#### MATERIAL FOR THIS TASK

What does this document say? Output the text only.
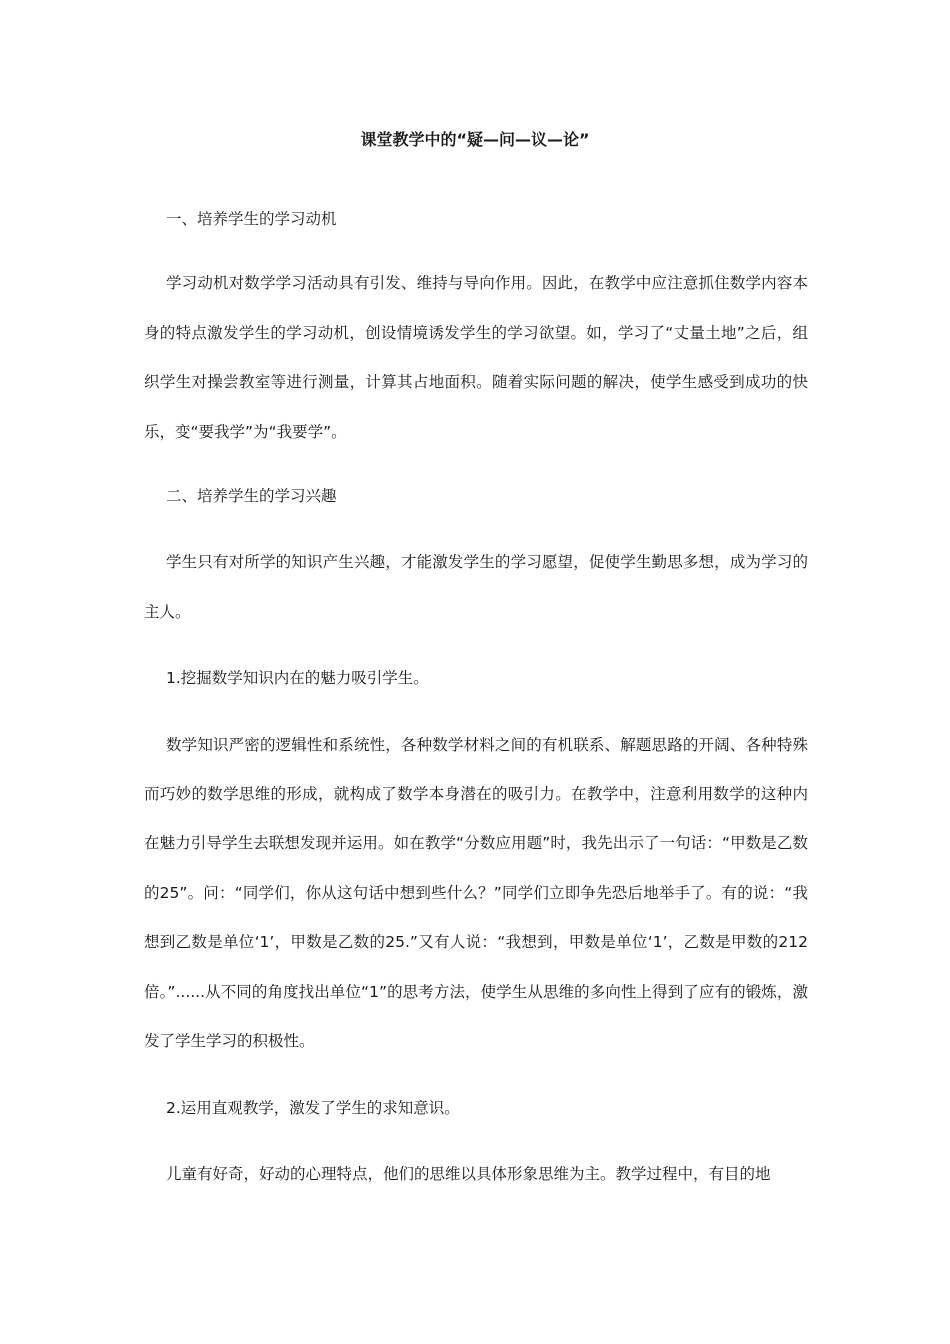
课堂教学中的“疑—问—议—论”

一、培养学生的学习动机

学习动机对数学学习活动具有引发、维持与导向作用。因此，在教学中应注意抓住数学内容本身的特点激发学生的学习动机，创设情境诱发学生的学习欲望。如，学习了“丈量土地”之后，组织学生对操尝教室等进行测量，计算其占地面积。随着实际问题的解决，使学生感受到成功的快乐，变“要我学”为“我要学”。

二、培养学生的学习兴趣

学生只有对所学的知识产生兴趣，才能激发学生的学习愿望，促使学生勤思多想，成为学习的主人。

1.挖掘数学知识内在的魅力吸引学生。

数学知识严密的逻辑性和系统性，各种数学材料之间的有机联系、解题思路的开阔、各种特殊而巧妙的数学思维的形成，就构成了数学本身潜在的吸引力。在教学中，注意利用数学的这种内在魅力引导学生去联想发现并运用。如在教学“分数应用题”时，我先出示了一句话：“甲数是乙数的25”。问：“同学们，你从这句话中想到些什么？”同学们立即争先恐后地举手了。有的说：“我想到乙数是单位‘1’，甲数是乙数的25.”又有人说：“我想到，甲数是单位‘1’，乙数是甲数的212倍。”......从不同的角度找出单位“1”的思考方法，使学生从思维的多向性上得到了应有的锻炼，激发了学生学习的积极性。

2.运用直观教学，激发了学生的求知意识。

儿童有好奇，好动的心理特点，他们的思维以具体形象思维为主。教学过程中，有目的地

########

# WHAT TO WORK ON
Each line in the records above should be reproduced exactly; images are not copied.

# SOLUTION FOR THIS EXERCISE
What does this document say? Output the text only.
课堂教学中的“疑—问—议—论”

一、培养学生的学习动机

学习动机对数学学习活动具有引发、维持与导向作用。因此，在教学中应注意抓住数学内容本身的特点激发学生的学习动机，创设情境诱发学生的学习欲望。如，学习了“丈量土地”之后，组织学生对操尝教室等进行测量，计算其占地面积。随着实际问题的解决，使学生感受到成功的快乐，变“要我学”为“我要学”。

二、培养学生的学习兴趣

学生只有对所学的知识产生兴趣，才能激发学生的学习愿望，促使学生勤思多想，成为学习的主人。

1.挖掘数学知识内在的魅力吸引学生。

数学知识严密的逻辑性和系统性，各种数学材料之间的有机联系、解题思路的开阔、各种特殊而巧妙的数学思维的形成，就构成了数学本身潜在的吸引力。在教学中，注意利用数学的这种内在魅力引导学生去联想发现并运用。如在教学“分数应用题”时，我先出示了一句话：“甲数是乙数的25”。问：“同学们，你从这句话中想到些什么？”同学们立即争先恐后地举手了。有的说：“我想到乙数是单位‘1’，甲数是乙数的25.”又有人说：“我想到，甲数是单位‘1’，乙数是甲数的212倍。”......从不同的角度找出单位“1”的思考方法，使学生从思维的多向性上得到了应有的锻炼，激发了学生学习的积极性。

2.运用直观教学，激发了学生的求知意识。

儿童有好奇，好动的心理特点，他们的思维以具体形象思维为主。教学过程中，有目的地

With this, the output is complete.